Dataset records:
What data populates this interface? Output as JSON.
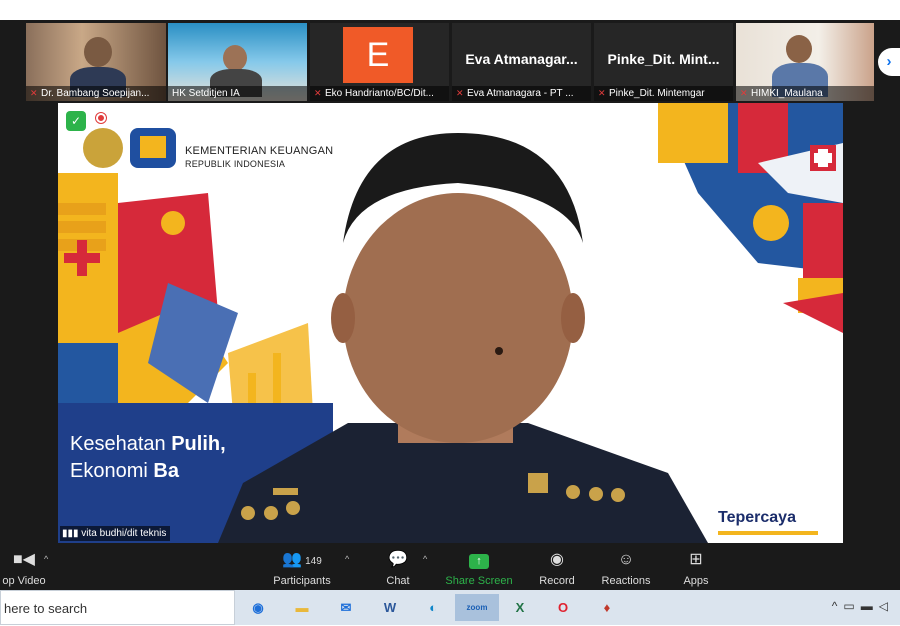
{
  "participants_strip": [
    {
      "name": "Dr. Bambang Soepijan...",
      "muted": true
    },
    {
      "name": "HK Setditjen IA",
      "muted": false
    },
    {
      "name": "Eko Handrianto/BC/Dit...",
      "muted": true,
      "avatar_letter": "E"
    },
    {
      "name": "Eva Atmanagara - PT ...",
      "muted": true,
      "title": "Eva  Atmanagar..."
    },
    {
      "name": "Pinke_Dit. Mintemgar",
      "muted": true,
      "title": "Pinke_Dit. Mint..."
    },
    {
      "name": "HIMKI_Maulana",
      "muted": true
    }
  ],
  "next_page_icon": "chevron-right-icon",
  "main_video": {
    "speaker_name": "vita budhi/dit teknis",
    "slide": {
      "org_line1": "KEMENTERIAN KEUANGAN",
      "org_line2": "REPUBLIK INDONESIA",
      "slogan_line1_a": "Kesehatan ",
      "slogan_line1_b": "Pulih,",
      "slogan_line2_a": "Ekonomi ",
      "slogan_line2_b": "Ba",
      "right_word": "Tepercaya"
    }
  },
  "toolbar": {
    "video_label": "op Video",
    "participants_count": "149",
    "participants_label": "Participants",
    "chat_label": "Chat",
    "share_label": "Share Screen",
    "record_label": "Record",
    "reactions_label": "Reactions",
    "apps_label": "Apps"
  },
  "taskbar": {
    "search_placeholder": "here to search",
    "apps": [
      "edge-legacy-icon",
      "file-explorer-icon",
      "mail-icon",
      "word-icon",
      "edge-icon",
      "zoom-icon",
      "excel-icon",
      "opera-icon",
      "game-icon"
    ]
  },
  "colors": {
    "zoom_bg": "#1a1a1a",
    "share_green": "#2db34a",
    "muted_red": "#e03b3b",
    "avatar_orange": "#f05a28"
  }
}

PROBLEM TO SOLVE: Print the records above exactly as they stand, but leave out the pictures.

RESPONSE TO THE EXERCISE:
What data populates this interface? Output as JSON.
{
  "participants_strip": [
    {
      "name": "Dr. Bambang Soepijan...",
      "muted": true
    },
    {
      "name": "HK Setditjen IA",
      "muted": false
    },
    {
      "name": "Eko Handrianto/BC/Dit...",
      "muted": true,
      "avatar_letter": "E"
    },
    {
      "name": "Eva Atmanagara - PT ...",
      "muted": true,
      "title": "Eva  Atmanagar..."
    },
    {
      "name": "Pinke_Dit. Mintemgar",
      "muted": true,
      "title": "Pinke_Dit. Mint..."
    },
    {
      "name": "HIMKI_Maulana",
      "muted": true
    }
  ],
  "next_page_icon": "chevron-right-icon",
  "main_video": {
    "speaker_name": "vita budhi/dit teknis",
    "slide": {
      "org_line1": "KEMENTERIAN KEUANGAN",
      "org_line2": "REPUBLIK INDONESIA",
      "slogan_line1_a": "Kesehatan ",
      "slogan_line1_b": "Pulih,",
      "slogan_line2_a": "Ekonomi ",
      "slogan_line2_b": "Ba",
      "right_word": "Tepercaya"
    }
  },
  "toolbar": {
    "video_label": "op Video",
    "participants_count": "149",
    "participants_label": "Participants",
    "chat_label": "Chat",
    "share_label": "Share Screen",
    "record_label": "Record",
    "reactions_label": "Reactions",
    "apps_label": "Apps"
  },
  "taskbar": {
    "search_placeholder": "here to search",
    "apps": [
      "edge-legacy-icon",
      "file-explorer-icon",
      "mail-icon",
      "word-icon",
      "edge-icon",
      "zoom-icon",
      "excel-icon",
      "opera-icon",
      "game-icon"
    ]
  },
  "colors": {
    "zoom_bg": "#1a1a1a",
    "share_green": "#2db34a",
    "muted_red": "#e03b3b",
    "avatar_orange": "#f05a28"
  }
}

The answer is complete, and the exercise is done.